**INSTRUCTIONS TO FOLLOW:** Take every line that has the string "smoothed" and copy it out.

**Structured figure records:**
◆ ◆ ◆ ◆ ◆ ◆ ◆

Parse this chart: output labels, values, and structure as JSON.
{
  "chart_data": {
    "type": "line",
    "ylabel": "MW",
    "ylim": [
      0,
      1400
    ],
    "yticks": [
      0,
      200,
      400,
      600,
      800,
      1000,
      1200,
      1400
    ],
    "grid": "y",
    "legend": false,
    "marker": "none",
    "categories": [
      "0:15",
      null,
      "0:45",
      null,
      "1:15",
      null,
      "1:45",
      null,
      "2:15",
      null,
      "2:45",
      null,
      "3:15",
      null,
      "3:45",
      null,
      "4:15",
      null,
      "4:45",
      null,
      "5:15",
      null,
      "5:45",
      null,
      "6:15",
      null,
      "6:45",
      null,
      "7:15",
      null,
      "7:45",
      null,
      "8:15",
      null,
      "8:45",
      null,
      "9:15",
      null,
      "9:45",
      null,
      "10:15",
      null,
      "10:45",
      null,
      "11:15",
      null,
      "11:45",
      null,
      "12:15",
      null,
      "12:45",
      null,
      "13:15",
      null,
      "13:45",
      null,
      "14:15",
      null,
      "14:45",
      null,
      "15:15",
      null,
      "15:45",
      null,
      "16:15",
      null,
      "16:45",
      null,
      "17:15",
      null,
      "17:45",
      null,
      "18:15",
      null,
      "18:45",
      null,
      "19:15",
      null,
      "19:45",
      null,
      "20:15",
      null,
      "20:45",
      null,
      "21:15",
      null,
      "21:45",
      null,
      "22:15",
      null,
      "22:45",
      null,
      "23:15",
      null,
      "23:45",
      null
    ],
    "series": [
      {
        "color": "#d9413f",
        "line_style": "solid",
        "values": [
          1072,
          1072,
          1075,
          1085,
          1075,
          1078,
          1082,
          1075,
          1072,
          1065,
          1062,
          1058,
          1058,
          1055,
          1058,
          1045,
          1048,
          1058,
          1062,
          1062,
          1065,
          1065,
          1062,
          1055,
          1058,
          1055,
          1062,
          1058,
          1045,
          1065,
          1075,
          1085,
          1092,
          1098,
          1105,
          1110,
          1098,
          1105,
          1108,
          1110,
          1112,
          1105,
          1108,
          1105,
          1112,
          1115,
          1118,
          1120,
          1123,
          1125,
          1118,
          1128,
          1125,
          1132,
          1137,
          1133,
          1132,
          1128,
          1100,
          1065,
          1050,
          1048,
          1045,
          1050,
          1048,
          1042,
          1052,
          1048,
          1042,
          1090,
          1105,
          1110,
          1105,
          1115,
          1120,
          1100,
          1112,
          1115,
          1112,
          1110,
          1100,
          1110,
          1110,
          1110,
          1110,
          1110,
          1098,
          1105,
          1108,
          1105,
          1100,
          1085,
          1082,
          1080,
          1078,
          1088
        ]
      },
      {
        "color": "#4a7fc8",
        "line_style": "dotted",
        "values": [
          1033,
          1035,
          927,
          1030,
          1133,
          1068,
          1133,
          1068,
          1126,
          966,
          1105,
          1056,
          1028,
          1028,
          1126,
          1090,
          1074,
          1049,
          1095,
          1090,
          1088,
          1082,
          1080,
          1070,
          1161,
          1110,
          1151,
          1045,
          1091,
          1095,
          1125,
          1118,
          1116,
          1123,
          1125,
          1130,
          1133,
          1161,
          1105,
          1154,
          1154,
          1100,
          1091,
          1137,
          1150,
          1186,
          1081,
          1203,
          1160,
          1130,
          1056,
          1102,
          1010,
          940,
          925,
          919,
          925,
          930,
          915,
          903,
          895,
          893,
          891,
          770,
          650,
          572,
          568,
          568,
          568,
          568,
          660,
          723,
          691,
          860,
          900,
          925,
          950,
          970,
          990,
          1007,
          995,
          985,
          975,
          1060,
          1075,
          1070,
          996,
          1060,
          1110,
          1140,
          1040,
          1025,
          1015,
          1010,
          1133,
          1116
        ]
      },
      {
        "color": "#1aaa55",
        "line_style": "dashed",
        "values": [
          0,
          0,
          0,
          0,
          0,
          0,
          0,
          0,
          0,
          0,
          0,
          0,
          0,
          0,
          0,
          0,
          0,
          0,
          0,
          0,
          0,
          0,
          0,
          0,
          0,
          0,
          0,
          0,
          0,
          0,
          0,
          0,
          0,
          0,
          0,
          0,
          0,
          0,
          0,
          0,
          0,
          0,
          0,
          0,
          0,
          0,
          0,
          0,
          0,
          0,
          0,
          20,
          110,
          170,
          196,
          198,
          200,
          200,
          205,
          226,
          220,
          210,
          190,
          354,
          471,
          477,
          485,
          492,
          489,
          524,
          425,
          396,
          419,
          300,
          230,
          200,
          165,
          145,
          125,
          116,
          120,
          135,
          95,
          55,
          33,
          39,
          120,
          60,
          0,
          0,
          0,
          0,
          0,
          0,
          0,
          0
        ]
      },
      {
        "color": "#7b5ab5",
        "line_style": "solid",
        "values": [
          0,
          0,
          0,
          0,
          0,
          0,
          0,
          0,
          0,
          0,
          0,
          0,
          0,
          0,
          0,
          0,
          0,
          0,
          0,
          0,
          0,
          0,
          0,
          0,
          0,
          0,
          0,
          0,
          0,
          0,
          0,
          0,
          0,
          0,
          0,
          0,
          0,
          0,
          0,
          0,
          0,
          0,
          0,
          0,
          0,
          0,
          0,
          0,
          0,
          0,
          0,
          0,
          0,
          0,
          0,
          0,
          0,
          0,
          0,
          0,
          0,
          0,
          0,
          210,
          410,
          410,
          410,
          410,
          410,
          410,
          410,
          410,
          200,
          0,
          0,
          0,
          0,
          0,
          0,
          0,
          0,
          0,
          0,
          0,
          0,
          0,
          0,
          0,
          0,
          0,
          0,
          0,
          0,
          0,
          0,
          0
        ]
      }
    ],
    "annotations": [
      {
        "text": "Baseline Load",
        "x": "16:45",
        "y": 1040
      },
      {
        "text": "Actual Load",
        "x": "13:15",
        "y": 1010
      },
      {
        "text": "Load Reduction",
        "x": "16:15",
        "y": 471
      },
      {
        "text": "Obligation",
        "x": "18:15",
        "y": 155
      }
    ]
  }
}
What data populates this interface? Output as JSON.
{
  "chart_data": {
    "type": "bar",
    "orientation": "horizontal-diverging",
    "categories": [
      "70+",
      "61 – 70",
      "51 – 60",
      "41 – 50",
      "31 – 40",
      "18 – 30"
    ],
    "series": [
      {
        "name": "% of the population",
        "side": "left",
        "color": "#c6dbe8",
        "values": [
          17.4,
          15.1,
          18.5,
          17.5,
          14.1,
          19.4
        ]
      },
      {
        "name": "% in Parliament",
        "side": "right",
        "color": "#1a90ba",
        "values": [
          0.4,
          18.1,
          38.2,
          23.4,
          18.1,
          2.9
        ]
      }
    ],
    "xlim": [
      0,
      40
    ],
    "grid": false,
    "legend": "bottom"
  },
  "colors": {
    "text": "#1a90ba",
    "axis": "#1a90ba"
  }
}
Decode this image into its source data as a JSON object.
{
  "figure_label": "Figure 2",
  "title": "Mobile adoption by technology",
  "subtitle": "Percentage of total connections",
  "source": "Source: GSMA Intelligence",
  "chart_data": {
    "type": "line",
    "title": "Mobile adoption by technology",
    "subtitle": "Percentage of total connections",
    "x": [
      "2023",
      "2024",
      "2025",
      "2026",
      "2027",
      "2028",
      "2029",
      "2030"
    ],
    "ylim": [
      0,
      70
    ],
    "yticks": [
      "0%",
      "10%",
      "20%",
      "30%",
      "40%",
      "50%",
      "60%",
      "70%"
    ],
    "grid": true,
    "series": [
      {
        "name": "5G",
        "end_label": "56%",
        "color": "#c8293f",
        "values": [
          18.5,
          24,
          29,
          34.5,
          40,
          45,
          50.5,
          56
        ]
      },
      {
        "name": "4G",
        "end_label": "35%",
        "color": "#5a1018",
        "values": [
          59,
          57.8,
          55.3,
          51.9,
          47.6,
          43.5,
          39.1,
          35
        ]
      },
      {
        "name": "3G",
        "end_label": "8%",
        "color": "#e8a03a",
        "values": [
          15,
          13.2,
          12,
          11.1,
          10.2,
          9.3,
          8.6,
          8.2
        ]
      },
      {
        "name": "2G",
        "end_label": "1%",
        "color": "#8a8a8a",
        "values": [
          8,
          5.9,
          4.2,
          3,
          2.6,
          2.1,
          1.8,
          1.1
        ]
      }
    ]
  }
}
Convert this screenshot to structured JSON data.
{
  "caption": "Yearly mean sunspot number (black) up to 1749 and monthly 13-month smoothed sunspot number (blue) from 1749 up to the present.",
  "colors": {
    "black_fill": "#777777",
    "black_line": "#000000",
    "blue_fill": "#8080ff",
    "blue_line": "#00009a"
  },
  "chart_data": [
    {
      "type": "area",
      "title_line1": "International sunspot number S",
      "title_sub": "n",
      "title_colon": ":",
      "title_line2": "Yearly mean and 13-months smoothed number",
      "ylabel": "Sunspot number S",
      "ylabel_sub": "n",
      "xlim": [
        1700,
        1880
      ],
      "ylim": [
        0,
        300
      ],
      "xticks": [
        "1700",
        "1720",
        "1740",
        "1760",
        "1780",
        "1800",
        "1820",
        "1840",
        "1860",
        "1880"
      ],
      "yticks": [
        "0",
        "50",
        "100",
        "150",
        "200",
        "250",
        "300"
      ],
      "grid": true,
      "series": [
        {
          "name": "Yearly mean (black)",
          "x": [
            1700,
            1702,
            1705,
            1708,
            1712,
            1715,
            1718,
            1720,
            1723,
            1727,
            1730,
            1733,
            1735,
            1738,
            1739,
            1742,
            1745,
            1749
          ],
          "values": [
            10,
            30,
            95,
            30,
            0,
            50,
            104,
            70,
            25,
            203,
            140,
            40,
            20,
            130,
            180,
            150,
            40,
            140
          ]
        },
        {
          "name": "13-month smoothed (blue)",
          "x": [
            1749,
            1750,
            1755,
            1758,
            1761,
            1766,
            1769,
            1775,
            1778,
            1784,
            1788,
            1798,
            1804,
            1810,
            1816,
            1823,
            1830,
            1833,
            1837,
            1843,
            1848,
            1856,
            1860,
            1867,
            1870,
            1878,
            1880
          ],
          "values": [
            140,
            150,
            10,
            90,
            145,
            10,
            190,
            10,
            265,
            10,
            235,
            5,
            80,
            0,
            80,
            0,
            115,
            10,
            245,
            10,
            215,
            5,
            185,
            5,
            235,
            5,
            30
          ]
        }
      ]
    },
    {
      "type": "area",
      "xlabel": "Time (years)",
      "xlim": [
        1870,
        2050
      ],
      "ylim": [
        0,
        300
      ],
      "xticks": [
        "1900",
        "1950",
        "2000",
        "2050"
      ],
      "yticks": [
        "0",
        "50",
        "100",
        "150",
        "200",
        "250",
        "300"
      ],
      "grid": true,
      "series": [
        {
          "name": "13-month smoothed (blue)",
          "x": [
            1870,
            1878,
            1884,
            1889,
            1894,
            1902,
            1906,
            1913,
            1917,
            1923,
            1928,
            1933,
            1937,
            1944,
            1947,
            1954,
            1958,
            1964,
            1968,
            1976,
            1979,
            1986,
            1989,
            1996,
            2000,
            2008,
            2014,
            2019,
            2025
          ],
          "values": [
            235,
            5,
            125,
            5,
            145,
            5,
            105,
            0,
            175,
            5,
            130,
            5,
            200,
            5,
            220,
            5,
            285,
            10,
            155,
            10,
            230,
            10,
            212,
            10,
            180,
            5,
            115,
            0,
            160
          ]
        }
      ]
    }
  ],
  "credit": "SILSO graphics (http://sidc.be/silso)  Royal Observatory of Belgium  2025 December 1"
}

◆ ◆ ◆ ◆ ◆ ◆ ◆

**SOLUTION:**
  "caption": "Yearly mean sunspot number (black) up to 1749 and monthly 13-month smoothed sunspot number (blue) from 1749 up to the present.",
      "title_line2": "Yearly mean and 13-months smoothed number",
          "name": "13-month smoothed (blue)",
          "name": "13-month smoothed (blue)",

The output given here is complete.